__Goal of the exercise__.
Write out the data below in full. Keep it exact.

__Data provided__.

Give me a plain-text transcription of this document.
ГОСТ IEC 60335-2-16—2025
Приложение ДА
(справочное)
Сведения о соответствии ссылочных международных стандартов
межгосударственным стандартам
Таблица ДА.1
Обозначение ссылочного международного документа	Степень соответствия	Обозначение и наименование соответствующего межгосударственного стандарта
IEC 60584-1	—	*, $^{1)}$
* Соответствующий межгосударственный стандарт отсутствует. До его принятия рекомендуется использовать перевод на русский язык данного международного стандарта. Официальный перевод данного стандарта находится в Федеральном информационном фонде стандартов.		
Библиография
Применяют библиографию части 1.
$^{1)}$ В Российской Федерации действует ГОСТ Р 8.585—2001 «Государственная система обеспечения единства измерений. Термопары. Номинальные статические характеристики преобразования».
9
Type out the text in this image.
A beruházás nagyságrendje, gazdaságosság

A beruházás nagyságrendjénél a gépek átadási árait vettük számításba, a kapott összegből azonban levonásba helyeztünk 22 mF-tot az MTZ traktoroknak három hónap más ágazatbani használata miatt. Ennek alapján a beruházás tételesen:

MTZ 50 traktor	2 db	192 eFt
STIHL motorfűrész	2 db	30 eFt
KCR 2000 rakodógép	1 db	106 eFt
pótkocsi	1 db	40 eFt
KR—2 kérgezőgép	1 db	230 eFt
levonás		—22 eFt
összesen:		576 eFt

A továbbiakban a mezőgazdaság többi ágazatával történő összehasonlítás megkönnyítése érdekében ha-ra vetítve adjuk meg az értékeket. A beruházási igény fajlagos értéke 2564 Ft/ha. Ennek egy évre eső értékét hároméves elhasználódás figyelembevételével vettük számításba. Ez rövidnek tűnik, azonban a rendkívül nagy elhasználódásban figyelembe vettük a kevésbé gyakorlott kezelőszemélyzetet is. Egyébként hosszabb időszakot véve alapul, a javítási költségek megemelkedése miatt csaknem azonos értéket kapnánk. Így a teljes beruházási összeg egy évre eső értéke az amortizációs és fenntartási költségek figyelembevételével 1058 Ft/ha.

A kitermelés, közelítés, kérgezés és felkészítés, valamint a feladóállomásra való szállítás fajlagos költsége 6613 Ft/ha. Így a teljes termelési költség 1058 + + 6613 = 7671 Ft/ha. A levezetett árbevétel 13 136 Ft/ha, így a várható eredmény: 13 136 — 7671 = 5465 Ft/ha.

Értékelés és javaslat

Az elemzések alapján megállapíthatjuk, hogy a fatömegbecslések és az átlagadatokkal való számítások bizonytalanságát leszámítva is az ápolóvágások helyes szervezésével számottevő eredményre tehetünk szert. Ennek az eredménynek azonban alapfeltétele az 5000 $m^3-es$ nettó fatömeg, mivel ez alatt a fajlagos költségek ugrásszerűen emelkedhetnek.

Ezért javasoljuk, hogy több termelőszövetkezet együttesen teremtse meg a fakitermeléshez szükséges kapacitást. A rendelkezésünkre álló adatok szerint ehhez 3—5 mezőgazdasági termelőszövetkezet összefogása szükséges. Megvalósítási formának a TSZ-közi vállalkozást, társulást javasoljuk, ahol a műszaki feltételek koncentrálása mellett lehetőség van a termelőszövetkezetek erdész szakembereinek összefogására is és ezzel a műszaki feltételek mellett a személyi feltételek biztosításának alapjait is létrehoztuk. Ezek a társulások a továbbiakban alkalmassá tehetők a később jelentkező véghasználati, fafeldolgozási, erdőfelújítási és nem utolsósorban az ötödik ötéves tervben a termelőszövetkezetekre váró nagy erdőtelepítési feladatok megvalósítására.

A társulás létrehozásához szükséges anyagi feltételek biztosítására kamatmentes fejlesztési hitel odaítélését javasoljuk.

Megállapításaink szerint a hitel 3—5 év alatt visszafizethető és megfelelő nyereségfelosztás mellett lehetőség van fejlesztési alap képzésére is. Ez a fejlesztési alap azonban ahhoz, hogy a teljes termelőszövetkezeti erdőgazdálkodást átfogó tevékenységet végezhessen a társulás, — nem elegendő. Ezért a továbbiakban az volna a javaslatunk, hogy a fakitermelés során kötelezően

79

__Solution for this task__.
Give me a plain-text transcription of this document.
ГОСТ IEC 60335-2-16—2025
Приложение ДА
(справочное)
Сведения о соответствии ссылочных международных стандартов
межгосударственным стандартам
Таблица ДА.1
Обозначение ссылочного международного документа	Степень соответствия	Обозначение и наименование соответствующего межгосударственного стандарта
IEC 60584-1	—	*, $^{1)}$
* Соответствующий межгосударственный стандарт отсутствует. До его принятия рекомендуется использовать перевод на русский язык данного международного стандарта. Официальный перевод данного стандарта находится в Федеральном информационном фонде стандартов.		
Библиография
Применяют библиографию части 1.
$^{1)}$ В Российской Федерации действует ГОСТ Р 8.585—2001 «Государственная система обеспечения единства измерений. Термопары. Номинальные статические характеристики преобразования».
9
Type out the text in this image.
A beruházás nagyságrendje, gazdaságosság

A beruházás nagyságrendjénél a gépek átadási árait vettük számításba, a kapott összegből azonban levonásba helyeztünk 22 mF-tot az MTZ traktoroknak három hónap más ágazatbani használata miatt. Ennek alapján a beruházás tételesen:

MTZ 50 traktor	2 db	192 eFt
STIHL motorfűrész	2 db	30 eFt
KCR 2000 rakodógép	1 db	106 eFt
pótkocsi	1 db	40 eFt
KR—2 kérgezőgép	1 db	230 eFt
levonás		—22 eFt
összesen:		576 eFt

A továbbiakban a mezőgazdaság többi ágazatával történő összehasonlítás megkönnyítése érdekében ha-ra vetítve adjuk meg az értékeket. A beruházási igény fajlagos értéke 2564 Ft/ha. Ennek egy évre eső értékét hároméves elhasználódás figyelembevételével vettük számításba. Ez rövidnek tűnik, azonban a rendkívül nagy elhasználódásban figyelembe vettük a kevésbé gyakorlott kezelőszemélyzetet is. Egyébként hosszabb időszakot véve alapul, a javítási költségek megemelkedése miatt csaknem azonos értéket kapnánk. Így a teljes beruházási összeg egy évre eső értéke az amortizációs és fenntartási költségek figyelembevételével 1058 Ft/ha.

A kitermelés, közelítés, kérgezés és felkészítés, valamint a feladóállomásra való szállítás fajlagos költsége 6613 Ft/ha. Így a teljes termelési költség 1058 + + 6613 = 7671 Ft/ha. A levezetett árbevétel 13 136 Ft/ha, így a várható eredmény: 13 136 — 7671 = 5465 Ft/ha.

Értékelés és javaslat

Az elemzések alapján megállapíthatjuk, hogy a fatömegbecslések és az átlagadatokkal való számítások bizonytalanságát leszámítva is az ápolóvágások helyes szervezésével számottevő eredményre tehetünk szert. Ennek az eredménynek azonban alapfeltétele az 5000 $m^3-es$ nettó fatömeg, mivel ez alatt a fajlagos költségek ugrásszerűen emelkedhetnek.

Ezért javasoljuk, hogy több termelőszövetkezet együttesen teremtse meg a fakitermeléshez szükséges kapacitást. A rendelkezésünkre álló adatok szerint ehhez 3—5 mezőgazdasági termelőszövetkezet összefogása szükséges. Megvalósítási formának a TSZ-közi vállalkozást, társulást javasoljuk, ahol a műszaki feltételek koncentrálása mellett lehetőség van a termelőszövetkezetek erdész szakembereinek összefogására is és ezzel a műszaki feltételek mellett a személyi feltételek biztosításának alapjait is létrehoztuk. Ezek a társulások a továbbiakban alkalmassá tehetők a később jelentkező véghasználati, fafeldolgozási, erdőfelújítási és nem utolsósorban az ötödik ötéves tervben a termelőszövetkezetekre váró nagy erdőtelepítési feladatok megvalósítására.

A társulás létrehozásához szükséges anyagi feltételek biztosítására kamatmentes fejlesztési hitel odaítélését javasoljuk.

Megállapításaink szerint a hitel 3—5 év alatt visszafizethető és megfelelő nyereségfelosztás mellett lehetőség van fejlesztési alap képzésére is. Ez a fejlesztési alap azonban ahhoz, hogy a teljes termelőszövetkezeti erdőgazdálkodást átfogó tevékenységet végezhessen a társulás, — nem elegendő. Ezért a továbbiakban az volna a javaslatunk, hogy a fakitermelés során kötelezően

79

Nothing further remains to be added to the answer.